CHALLENGE =>
Repeat each entry as written and leave the images out of the copy.

EXERCISE DATA =>

********************

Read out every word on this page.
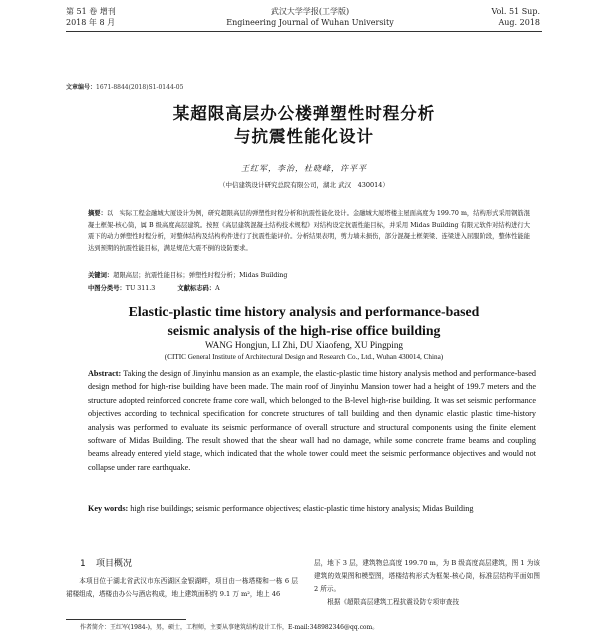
第 51 卷 增刊
2018 年 8 月
武汉大学学报(工学版)
Engineering Journal of Wuhan University
Vol. 51 Sup.
Aug. 2018
文章编号：1671-8844(2018)S1-0144-05
某超限高层办公楼弹塑性时程分析
与抗震性能化设计
王红军，李治，杜晓峰，许平平
（中信建筑设计研究总院有限公司，湖北 武汉　430014）
摘要：以　实际工程金融城大厦设计为例，研究超限高层的弹塑性时程分析和抗震性能化设计。金融城大厦塔楼主屋面高度为 199.70 m，结构形式采用钢筋混凝土框架-核心筒，属 B 级高度高层建筑。按照《高层建筑混凝土结构技术规程》对结构设定抗震性能目标，并采用 Midas Building 有限元软件对结构进行大震下的动力弹塑性时程分析，对整体结构及结构构件进行了抗震性能评价。分析结果表明，剪力墙未损伤，部分混凝土框架梁、连梁进入屈服阶段，整体性能能达到预期的抗震性能目标，满足规范大震不倒的设防要求。
关键词：超限高层；抗震性能目标；弹塑性时程分析；Midas Building
中图分类号：TU 311.3	文献标志码：A
Elastic-plastic time history analysis and performance-based
seismic analysis of the high-rise office building
WANG Hongjun, LI Zhi, DU Xiaofeng, XU Pingping
(CITIC General Institute of Architectural Design and Research Co., Ltd., Wuhan 430014, China)
Abstract: Taking the design of Jinyinhu mansion as an example, the elastic-plastic time history analysis method and performance-based design method for high-rise building have been made. The main roof of Jinyinhu Mansion tower had a height of 199.7 meters and the structure adopted reinforced concrete frame core wall, which belonged to the B-level high-rise building. It was set seismic performance objectives according to technical specification for concrete structures of tall building and then dynamic elastic plastic time-history analysis was performed to evaluate its seismic performance of overall structure and structural components using the finite element software of Midas Building. The result showed that the shear wall had no damage, while some concrete frame beams and coupling beams already entered yield stage, which indicated that the whole tower could meet the seismic performance objectives and would not collapse under rare earthquake.
Key words: high rise buildings; seismic performance objectives; elastic-plastic time history analysis; Midas Building
1 项目概况

本项目位于湖北省武汉市东西湖区金银湖畔，项目由一栋塔楼和一栋 6 层裙楼组成，塔楼由办公与酒店构成，地上建筑面积约 9.1 万 m²，地上 46

层，地下 3 层，建筑物总高度 199.70 m，为 B 级高度高层建筑，图 1 为该建筑的效果图和模型图，塔楼结构形式为框架-核心筒，标准层结构平面如图 2 所示。

根据《超限高层建筑工程抗震设防专项审查技

作者简介：王红军(1984-)，男，硕士，工程师，主要从事建筑结构设计工作，E-mail:348982346@qq.com。
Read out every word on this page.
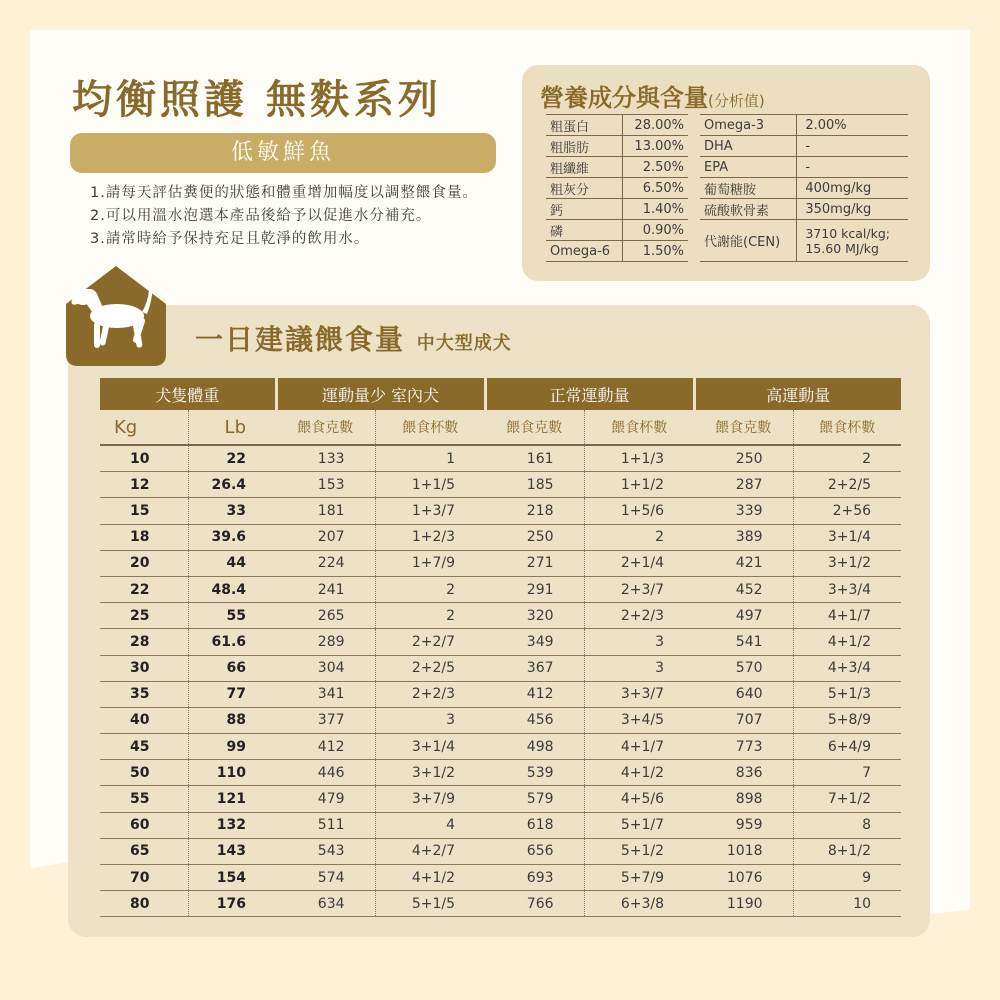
均衡照護 無麩系列
低敏鮮魚
1.請每天評估糞便的狀態和體重增加幅度以調整餵食量。
2.可以用溫水泡選本產品後給予以促進水分補充。
3.請常時給予保持充足且乾淨的飲用水。
營養成分與含量(分析值)
粗蛋白	28.00%
粗脂肪	13.00%
粗纖維	2.50%
粗灰分	6.50%
鈣	1.40%
磷	0.90%
Omega-6	1.50%
Omega-3	2.00%
DHA	-
EPA	-
葡萄糖胺	400mg/kg
硫酸軟骨素	350mg/kg
代謝能(CEN)	3710 kcal/kg;
15.60 MJ/kg
一日建議餵食量 中大型成犬
犬隻體重		運動量少 室內犬		正常運動量		高運動量	
Kg	Lb	餵食克數	餵食杯數	餵食克數	餵食杯數	餵食克數	餵食杯數
10	22	133	1	161	1+1/3	250	2
12	26.4	153	1+1/5	185	1+1/2	287	2+2/5
15	33	181	1+3/7	218	1+5/6	339	2+56
18	39.6	207	1+2/3	250	2	389	3+1/4
20	44	224	1+7/9	271	2+1/4	421	3+1/2
22	48.4	241	2	291	2+3/7	452	3+3/4
25	55	265	2	320	2+2/3	497	4+1/7
28	61.6	289	2+2/7	349	3	541	4+1/2
30	66	304	2+2/5	367	3	570	4+3/4
35	77	341	2+2/3	412	3+3/7	640	5+1/3
40	88	377	3	456	3+4/5	707	5+8/9
45	99	412	3+1/4	498	4+1/7	773	6+4/9
50	110	446	3+1/2	539	4+1/2	836	7
55	121	479	3+7/9	579	4+5/6	898	7+1/2
60	132	511	4	618	5+1/7	959	8
65	143	543	4+2/7	656	5+1/2	1018	8+1/2
70	154	574	4+1/2	693	5+7/9	1076	9
80	176	634	5+1/5	766	6+3/8	1190	10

********************

THE RESULT =>
Read out every word on this page.
第 51 卷 增刊
2018 年 8 月
武汉大学学报(工学版)
Engineering Journal of Wuhan University
Vol. 51 Sup.
Aug. 2018
文章编号：1671-8844(2018)S1-0144-05
某超限高层办公楼弹塑性时程分析
与抗震性能化设计
王红军，李治，杜晓峰，许平平
（中信建筑设计研究总院有限公司，湖北 武汉　430014）
摘要：以　实际工程金融城大厦设计为例，研究超限高层的弹塑性时程分析和抗震性能化设计。金融城大厦塔楼主屋面高度为 199.70 m，结构形式采用钢筋混凝土框架-核心筒，属 B 级高度高层建筑。按照《高层建筑混凝土结构技术规程》对结构设定抗震性能目标，并采用 Midas Building 有限元软件对结构进行大震下的动力弹塑性时程分析，对整体结构及结构构件进行了抗震性能评价。分析结果表明，剪力墙未损伤，部分混凝土框架梁、连梁进入屈服阶段，整体性能能达到预期的抗震性能目标，满足规范大震不倒的设防要求。
关键词：超限高层；抗震性能目标；弹塑性时程分析；Midas Building
中图分类号：TU 311.3	文献标志码：A
Elastic-plastic time history analysis and performance-based
seismic analysis of the high-rise office building
WANG Hongjun, LI Zhi, DU Xiaofeng, XU Pingping
(CITIC General Institute of Architectural Design and Research Co., Ltd., Wuhan 430014, China)
Abstract: Taking the design of Jinyinhu mansion as an example, the elastic-plastic time history analysis method and performance-based design method for high-rise building have been made. The main roof of Jinyinhu Mansion tower had a height of 199.7 meters and the structure adopted reinforced concrete frame core wall, which belonged to the B-level high-rise building. It was set seismic performance objectives according to technical specification for concrete structures of tall building and then dynamic elastic plastic time-history analysis was performed to evaluate its seismic performance of overall structure and structural components using the finite element software of Midas Building. The result showed that the shear wall had no damage, while some concrete frame beams and coupling beams already entered yield stage, which indicated that the whole tower could meet the seismic performance objectives and would not collapse under rare earthquake.
Key words: high rise buildings; seismic performance objectives; elastic-plastic time history analysis; Midas Building
1 项目概况

本项目位于湖北省武汉市东西湖区金银湖畔，项目由一栋塔楼和一栋 6 层裙楼组成，塔楼由办公与酒店构成，地上建筑面积约 9.1 万 m²，地上 46

层，地下 3 层，建筑物总高度 199.70 m，为 B 级高度高层建筑，图 1 为该建筑的效果图和模型图，塔楼结构形式为框架-核心筒，标准层结构平面如图 2 所示。

根据《超限高层建筑工程抗震设防专项审查技

作者简介：王红军(1984-)，男，硕士，工程师，主要从事建筑结构设计工作，E-mail:348982346@qq.com。
Read out every word on this page.
均衡照護 無麩系列
低敏鮮魚
1.請每天評估糞便的狀態和體重增加幅度以調整餵食量。
2.可以用溫水泡選本產品後給予以促進水分補充。
3.請常時給予保持充足且乾淨的飲用水。
營養成分與含量(分析值)
粗蛋白	28.00%
粗脂肪	13.00%
粗纖維	2.50%
粗灰分	6.50%
鈣	1.40%
磷	0.90%
Omega-6	1.50%
Omega-3	2.00%
DHA	-
EPA	-
葡萄糖胺	400mg/kg
硫酸軟骨素	350mg/kg
代謝能(CEN)	3710 kcal/kg;
15.60 MJ/kg
一日建議餵食量 中大型成犬
犬隻體重		運動量少 室內犬		正常運動量		高運動量	
Kg	Lb	餵食克數	餵食杯數	餵食克數	餵食杯數	餵食克數	餵食杯數
10	22	133	1	161	1+1/3	250	2
12	26.4	153	1+1/5	185	1+1/2	287	2+2/5
15	33	181	1+3/7	218	1+5/6	339	2+56
18	39.6	207	1+2/3	250	2	389	3+1/4
20	44	224	1+7/9	271	2+1/4	421	3+1/2
22	48.4	241	2	291	2+3/7	452	3+3/4
25	55	265	2	320	2+2/3	497	4+1/7
28	61.6	289	2+2/7	349	3	541	4+1/2
30	66	304	2+2/5	367	3	570	4+3/4
35	77	341	2+2/3	412	3+3/7	640	5+1/3
40	88	377	3	456	3+4/5	707	5+8/9
45	99	412	3+1/4	498	4+1/7	773	6+4/9
50	110	446	3+1/2	539	4+1/2	836	7
55	121	479	3+7/9	579	4+5/6	898	7+1/2
60	132	511	4	618	5+1/7	959	8
65	143	543	4+2/7	656	5+1/2	1018	8+1/2
70	154	574	4+1/2	693	5+7/9	1076	9
80	176	634	5+1/5	766	6+3/8	1190	10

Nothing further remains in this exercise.